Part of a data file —
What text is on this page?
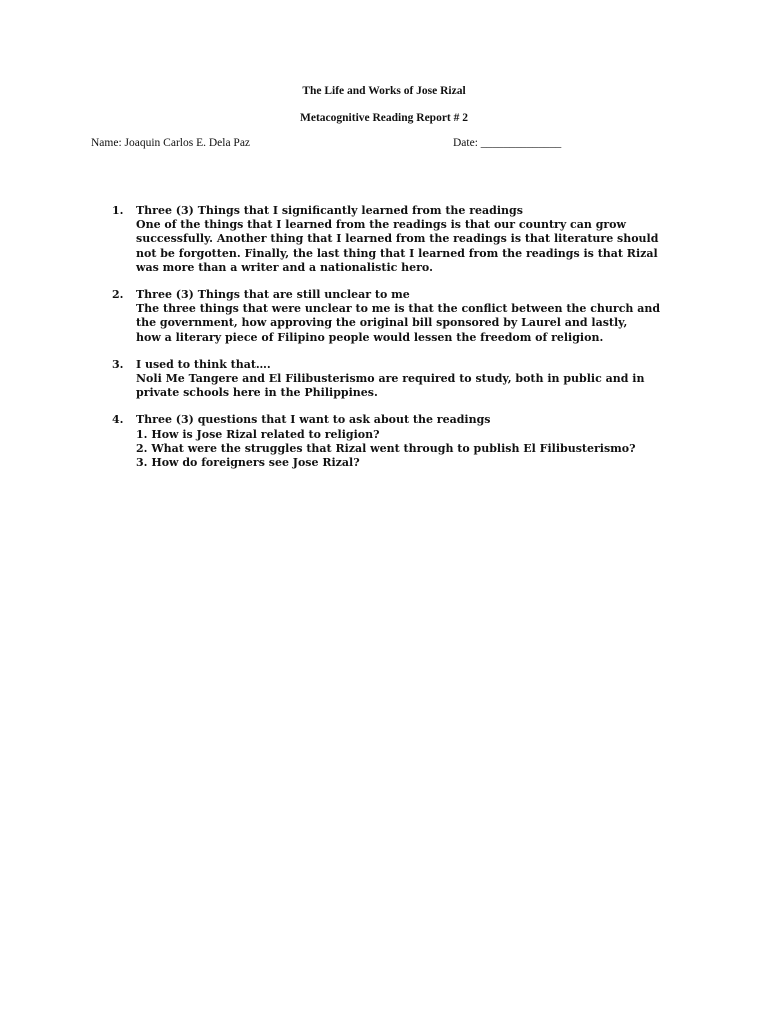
The Life and Works of Jose Rizal
Metacognitive Reading Report # 2
Name: Joaquin Carlos E. Dela Paz	Date: ______________
1. Three (3) Things that I significantly learned from the readings
One of the things that I learned from the readings is that our country can grow
successfully. Another thing that I learned from the readings is that literature should
not be forgotten. Finally, the last thing that I learned from the readings is that Rizal
was more than a writer and a nationalistic hero.
2. Three (3) Things that are still unclear to me
The three things that were unclear to me is that the conflict between the church and
the government, how approving the original bill sponsored by Laurel and lastly,
how a literary piece of Filipino people would lessen the freedom of religion.
3. I used to think that….
Noli Me Tangere and El Filibusterismo are required to study, both in public and in
private schools here in the Philippines.
4. Three (3) questions that I want to ask about the readings
1. How is Jose Rizal related to religion?
2. What were the struggles that Rizal went through to publish El Filibusterismo?
3. How do foreigners see Jose Rizal?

PROBLEM DETAILS —
Pull every line containing "Rizal" from the data.

FINISHED EXERCISE —
The Life and Works of Jose Rizal
not be forgotten. Finally, the last thing that I learned from the readings is that Rizal
1. How is Jose Rizal related to religion?
2. What were the struggles that Rizal went through to publish El Filibusterismo?
3. How do foreigners see Jose Rizal?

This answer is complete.